▶ _Consigne écrite 1_
Pouvez-vous convertir en liste JSON de chaînes le passage des lignes de données ci-dessous qui va du début jusqu'à la ligne contenant "error-bar (867, 470, 872, 492)", celle-ci comprise ? Mettez une chaîne par ligne et omettez les lignes vides.

▶ _Extrait du texte_
=-=-=-=-=
Le monde au miroir des séries - The Plot against America et Years and Years : entre Fascisme et Populisme

Le monde au miroir des séries - The Plot against America et Years and Years : entre Fascisme et Populisme
 Dominique Moïsi
Auteur
Conseiller Spécial - Géopolitique

Attention, cet article peut dévoiler des éléments clés de l'intrigue.

En l’espace de moins de six mois entre juin et novembre 2016, les "Anglo-saxons" pour reprendre l’expression chère au Général de Gaulle, ont fait l’expérience d’une double révolution. Du référendum en faveur du Brexit à l’élection de Donald Trump, les mouvements populistes se sont renforcés, d’une manière inquiétante, sinon irrésistible, pour certains.
=-=-=-=-=
▶ _Consigne écrite 2_
Pouvez-vous recopier fidèlement, dans l'article sur les séries ci-dessus, le passage allant de "Attention, cet article" jusqu'à "irrésistible, pour certains." inclus ?

▶ _Données à traiter_
=-=-=-=-=
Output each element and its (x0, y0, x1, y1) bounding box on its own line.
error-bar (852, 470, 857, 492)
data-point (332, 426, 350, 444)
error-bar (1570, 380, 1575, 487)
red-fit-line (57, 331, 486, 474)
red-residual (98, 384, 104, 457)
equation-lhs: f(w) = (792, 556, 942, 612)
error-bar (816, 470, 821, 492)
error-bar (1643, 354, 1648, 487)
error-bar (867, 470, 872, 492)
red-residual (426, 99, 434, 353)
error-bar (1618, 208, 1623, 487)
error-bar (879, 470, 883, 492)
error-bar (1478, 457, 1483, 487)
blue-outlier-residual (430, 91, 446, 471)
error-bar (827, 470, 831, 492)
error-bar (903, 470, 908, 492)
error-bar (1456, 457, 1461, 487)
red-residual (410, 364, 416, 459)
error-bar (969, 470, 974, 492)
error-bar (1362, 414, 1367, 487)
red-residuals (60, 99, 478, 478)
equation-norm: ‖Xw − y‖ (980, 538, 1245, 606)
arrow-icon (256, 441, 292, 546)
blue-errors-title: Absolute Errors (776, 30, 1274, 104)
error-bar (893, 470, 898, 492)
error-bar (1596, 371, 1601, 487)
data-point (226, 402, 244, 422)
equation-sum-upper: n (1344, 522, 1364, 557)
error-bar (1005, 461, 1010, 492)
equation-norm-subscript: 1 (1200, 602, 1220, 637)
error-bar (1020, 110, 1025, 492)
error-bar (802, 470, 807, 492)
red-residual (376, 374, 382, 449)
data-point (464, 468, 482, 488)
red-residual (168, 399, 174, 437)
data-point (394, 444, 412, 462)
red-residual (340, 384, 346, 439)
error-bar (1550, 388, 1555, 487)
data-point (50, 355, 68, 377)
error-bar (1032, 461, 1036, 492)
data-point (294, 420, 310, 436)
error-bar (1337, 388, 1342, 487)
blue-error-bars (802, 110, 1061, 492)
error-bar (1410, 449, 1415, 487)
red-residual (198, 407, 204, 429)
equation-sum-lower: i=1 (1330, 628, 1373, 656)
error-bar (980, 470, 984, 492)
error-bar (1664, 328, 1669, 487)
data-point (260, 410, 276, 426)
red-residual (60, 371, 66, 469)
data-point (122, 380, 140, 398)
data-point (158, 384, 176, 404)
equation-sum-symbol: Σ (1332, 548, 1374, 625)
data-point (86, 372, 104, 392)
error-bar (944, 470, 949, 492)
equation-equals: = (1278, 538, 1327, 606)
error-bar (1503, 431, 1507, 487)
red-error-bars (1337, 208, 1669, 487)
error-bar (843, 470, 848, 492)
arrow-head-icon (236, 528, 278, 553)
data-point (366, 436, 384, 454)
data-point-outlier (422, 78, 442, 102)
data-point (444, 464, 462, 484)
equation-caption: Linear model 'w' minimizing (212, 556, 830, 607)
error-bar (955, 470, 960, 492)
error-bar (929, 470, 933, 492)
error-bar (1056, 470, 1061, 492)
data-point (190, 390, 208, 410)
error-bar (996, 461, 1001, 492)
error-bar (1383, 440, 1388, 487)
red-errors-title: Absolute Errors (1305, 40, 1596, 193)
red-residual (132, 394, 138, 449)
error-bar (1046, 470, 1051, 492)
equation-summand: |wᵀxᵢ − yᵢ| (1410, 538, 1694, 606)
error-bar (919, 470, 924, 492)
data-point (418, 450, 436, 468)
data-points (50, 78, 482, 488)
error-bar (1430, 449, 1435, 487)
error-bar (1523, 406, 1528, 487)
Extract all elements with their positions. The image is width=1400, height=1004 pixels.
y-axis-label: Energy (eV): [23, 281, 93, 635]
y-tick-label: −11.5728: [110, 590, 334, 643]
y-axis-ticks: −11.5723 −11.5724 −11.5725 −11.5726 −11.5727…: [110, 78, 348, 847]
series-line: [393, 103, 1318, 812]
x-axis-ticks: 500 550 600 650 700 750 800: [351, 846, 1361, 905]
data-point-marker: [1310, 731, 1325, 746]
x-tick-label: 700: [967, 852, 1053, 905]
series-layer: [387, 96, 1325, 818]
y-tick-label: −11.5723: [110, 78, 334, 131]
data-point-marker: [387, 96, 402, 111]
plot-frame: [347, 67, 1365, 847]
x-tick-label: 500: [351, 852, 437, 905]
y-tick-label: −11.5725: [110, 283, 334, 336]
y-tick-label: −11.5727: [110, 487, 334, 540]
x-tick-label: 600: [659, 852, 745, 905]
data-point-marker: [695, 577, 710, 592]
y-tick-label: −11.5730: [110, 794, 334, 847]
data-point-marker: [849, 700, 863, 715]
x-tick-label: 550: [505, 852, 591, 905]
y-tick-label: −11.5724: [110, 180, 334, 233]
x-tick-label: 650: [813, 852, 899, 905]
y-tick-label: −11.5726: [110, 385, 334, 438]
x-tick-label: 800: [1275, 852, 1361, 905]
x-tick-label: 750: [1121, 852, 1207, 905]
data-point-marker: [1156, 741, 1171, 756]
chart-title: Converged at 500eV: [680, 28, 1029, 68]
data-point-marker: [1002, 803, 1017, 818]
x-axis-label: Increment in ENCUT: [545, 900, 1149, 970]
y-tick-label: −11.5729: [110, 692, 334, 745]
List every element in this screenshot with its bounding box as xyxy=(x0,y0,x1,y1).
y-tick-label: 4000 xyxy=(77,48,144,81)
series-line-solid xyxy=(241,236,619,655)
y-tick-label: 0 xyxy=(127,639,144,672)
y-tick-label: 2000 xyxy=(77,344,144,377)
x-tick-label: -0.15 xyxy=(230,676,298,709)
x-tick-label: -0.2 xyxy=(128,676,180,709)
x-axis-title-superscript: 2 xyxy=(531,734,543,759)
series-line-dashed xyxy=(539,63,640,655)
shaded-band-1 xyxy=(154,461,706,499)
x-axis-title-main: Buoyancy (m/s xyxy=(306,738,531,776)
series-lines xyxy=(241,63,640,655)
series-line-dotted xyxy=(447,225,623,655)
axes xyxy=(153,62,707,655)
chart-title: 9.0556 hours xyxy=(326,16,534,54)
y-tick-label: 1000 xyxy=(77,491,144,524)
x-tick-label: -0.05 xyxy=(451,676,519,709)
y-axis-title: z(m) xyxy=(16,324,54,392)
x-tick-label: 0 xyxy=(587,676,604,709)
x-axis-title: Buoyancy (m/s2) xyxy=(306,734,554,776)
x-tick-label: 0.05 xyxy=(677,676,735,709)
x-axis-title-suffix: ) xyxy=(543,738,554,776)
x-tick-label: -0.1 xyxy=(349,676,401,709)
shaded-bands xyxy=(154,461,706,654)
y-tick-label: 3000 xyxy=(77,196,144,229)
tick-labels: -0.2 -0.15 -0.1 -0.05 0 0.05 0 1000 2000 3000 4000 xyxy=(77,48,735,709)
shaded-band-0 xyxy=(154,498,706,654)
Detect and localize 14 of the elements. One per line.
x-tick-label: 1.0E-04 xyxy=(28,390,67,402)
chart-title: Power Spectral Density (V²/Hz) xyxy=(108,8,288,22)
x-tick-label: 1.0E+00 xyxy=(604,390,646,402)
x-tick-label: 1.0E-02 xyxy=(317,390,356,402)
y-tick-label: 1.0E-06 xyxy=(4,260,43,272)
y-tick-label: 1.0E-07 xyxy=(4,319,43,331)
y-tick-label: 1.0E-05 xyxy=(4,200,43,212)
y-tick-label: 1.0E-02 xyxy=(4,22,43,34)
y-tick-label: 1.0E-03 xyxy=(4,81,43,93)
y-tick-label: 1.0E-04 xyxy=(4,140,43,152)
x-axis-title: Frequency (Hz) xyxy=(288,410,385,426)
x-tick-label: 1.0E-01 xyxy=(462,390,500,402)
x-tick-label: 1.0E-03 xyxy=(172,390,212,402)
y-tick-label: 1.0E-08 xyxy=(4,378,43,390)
=-=-=-=-=
▶ _Réponse complète 1_
[
  "Output each element and its (x0, y0, x1, y1) bounding box on its own line.",
  "error-bar (852, 470, 857, 492)",
  "data-point (332, 426, 350, 444)",
  "error-bar (1570, 380, 1575, 487)",
  "red-fit-line (57, 331, 486, 474)",
  "red-residual (98, 384, 104, 457)",
  "equation-lhs: f(w) = (792, 556, 942, 612)",
  "error-bar (816, 470, 821, 492)",
  "error-bar (1643, 354, 1648, 487)",
  "error-bar (867, 470, 872, 492)"
]

▶ _Réponse complète 2_
Attention, cet article peut dévoiler des éléments clés de l'intrigue.

En l’espace de moins de six mois entre juin et novembre 2016, les "Anglo-saxons" pour reprendre l’expression chère au Général de Gaulle, ont fait l’expérience d’une double révolution. Du référendum en faveur du Brexit à l’élection de Donald Trump, les mouvements populistes se sont renforcés, d’une manière inquiétante, sinon irrésistible, pour certains.